[Instruction]
Look through the lines below and state how many hold the word "Agregar". Write only the number.

## BEGIN

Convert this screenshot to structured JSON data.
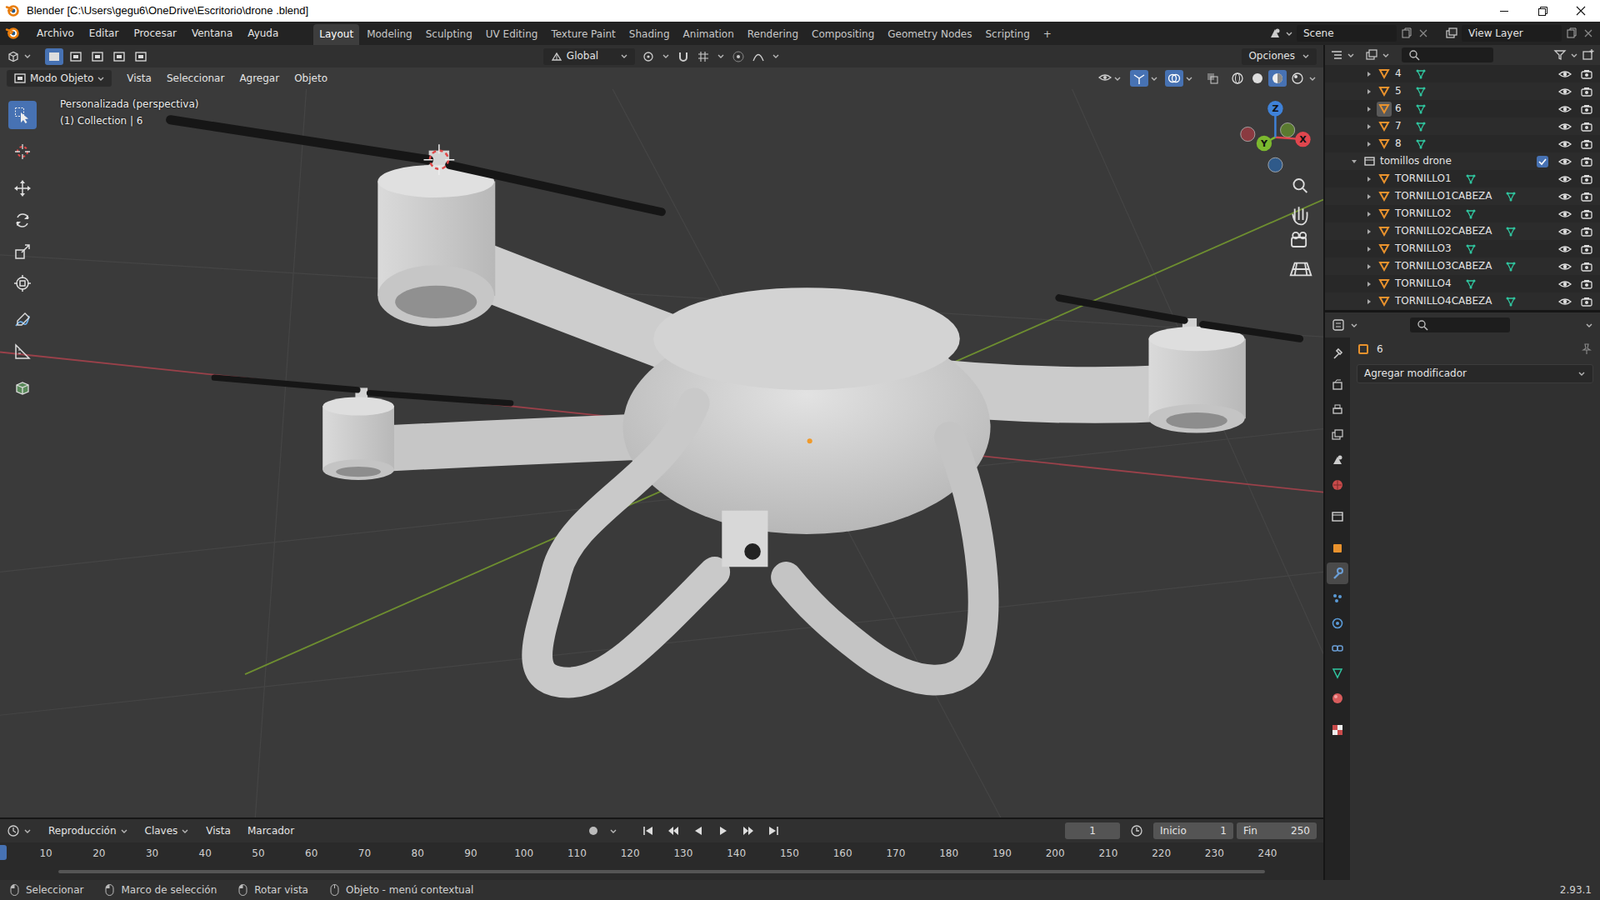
{
  "window": {
    "title": "Blender [C:\\Users\\gegu6\\OneDrive\\Escritorio\\drone .blend]"
  },
  "menu": [
    "Archivo",
    "Editar",
    "Procesar",
    "Ventana",
    "Ayuda"
  ],
  "workspaces": [
    {
      "label": "Layout",
      "selected": true
    },
    {
      "label": "Modeling",
      "selected": false
    },
    {
      "label": "Sculpting",
      "selected": false
    },
    {
      "label": "UV Editing",
      "selected": false
    },
    {
      "label": "Texture Paint",
      "selected": false
    },
    {
      "label": "Shading",
      "selected": false
    },
    {
      "label": "Animation",
      "selected": false
    },
    {
      "label": "Rendering",
      "selected": false
    },
    {
      "label": "Compositing",
      "selected": false
    },
    {
      "label": "Geometry Nodes",
      "selected": false
    },
    {
      "label": "Scripting",
      "selected": false
    }
  ],
  "add_workspace": "+",
  "scene": "Scene",
  "view_layer": "View Layer",
  "viewport": {
    "transform": "Global",
    "options": "Opciones",
    "mode": "Modo Objeto",
    "menu": [
      "Vista",
      "Seleccionar",
      "Agregar",
      "Objeto"
    ],
    "view_name": "Personalizada (perspectiva)",
    "collection_info": "(1) Collection | 6",
    "axes": [
      "X",
      "Y",
      "Z"
    ],
    "tools": [
      {
        "kind": "select",
        "selected": true
      },
      {
        "kind": "cursor",
        "selected": false
      },
      {
        "kind": "move",
        "selected": false
      },
      {
        "kind": "rotate",
        "selected": false
      },
      {
        "kind": "scale",
        "selected": false
      },
      {
        "kind": "transform",
        "selected": false
      },
      {
        "kind": "annotate",
        "selected": false
      },
      {
        "kind": "measure",
        "selected": false
      },
      {
        "kind": "add",
        "selected": false
      }
    ],
    "shading": [
      {
        "kind": "wireframe",
        "selected": false
      },
      {
        "kind": "solid",
        "selected": false
      },
      {
        "kind": "material",
        "selected": true
      },
      {
        "kind": "rendered",
        "selected": false
      }
    ]
  },
  "outliner": {
    "items": [
      {
        "label": "4",
        "kind": "object",
        "expanded": false,
        "selected": false
      },
      {
        "label": "5",
        "kind": "object",
        "expanded": false,
        "selected": false
      },
      {
        "label": "6",
        "kind": "object",
        "expanded": false,
        "selected": true
      },
      {
        "label": "7",
        "kind": "object",
        "expanded": false,
        "selected": false
      },
      {
        "label": "8",
        "kind": "object",
        "expanded": false,
        "selected": false
      },
      {
        "label": "tomillos drone",
        "kind": "collection",
        "expanded": true,
        "selected": false,
        "checked": true
      },
      {
        "label": "TORNILLO1",
        "kind": "object",
        "expanded": false,
        "selected": false
      },
      {
        "label": "TORNILLO1CABEZA",
        "kind": "object",
        "expanded": false,
        "selected": false
      },
      {
        "label": "TORNILLO2",
        "kind": "object",
        "expanded": false,
        "selected": false
      },
      {
        "label": "TORNILLO2CABEZA",
        "kind": "object",
        "expanded": false,
        "selected": false
      },
      {
        "label": "TORNILLO3",
        "kind": "object",
        "expanded": false,
        "selected": false
      },
      {
        "label": "TORNILLO3CABEZA",
        "kind": "object",
        "expanded": false,
        "selected": false
      },
      {
        "label": "TORNILLO4",
        "kind": "object",
        "expanded": false,
        "selected": false
      },
      {
        "label": "TORNILLO4CABEZA",
        "kind": "object",
        "expanded": false,
        "selected": false
      }
    ]
  },
  "properties": {
    "object": "6",
    "add_modifier": "Agregar modificador",
    "tabs": [
      {
        "kind": "tool",
        "selected": false
      },
      {
        "kind": "render",
        "selected": false
      },
      {
        "kind": "output",
        "selected": false
      },
      {
        "kind": "viewlayer",
        "selected": false
      },
      {
        "kind": "scene",
        "selected": false
      },
      {
        "kind": "world",
        "selected": false
      },
      {
        "kind": "collection",
        "selected": false
      },
      {
        "kind": "object",
        "selected": false
      },
      {
        "kind": "modifiers",
        "selected": true
      },
      {
        "kind": "particles",
        "selected": false
      },
      {
        "kind": "physics",
        "selected": false
      },
      {
        "kind": "constraints",
        "selected": false
      },
      {
        "kind": "data",
        "selected": false
      },
      {
        "kind": "material",
        "selected": false
      },
      {
        "kind": "texture",
        "selected": false
      }
    ]
  },
  "timeline": {
    "menu": [
      "Reproducción",
      "Claves",
      "Vista",
      "Marcador"
    ],
    "frame": "1",
    "start_label": "Inicio",
    "start": "1",
    "end_label": "Fin",
    "end": "250",
    "ticks": [
      "10",
      "20",
      "30",
      "40",
      "50",
      "60",
      "70",
      "80",
      "90",
      "100",
      "110",
      "120",
      "130",
      "140",
      "150",
      "160",
      "170",
      "180",
      "190",
      "200",
      "210",
      "220",
      "230",
      "240"
    ]
  },
  "status_bar": {
    "items": [
      "Seleccionar",
      "Marco de selección",
      "Rotar vista",
      "Objeto - menú contextual"
    ],
    "version": "2.93.1"
  }
}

## END

[Written response]
2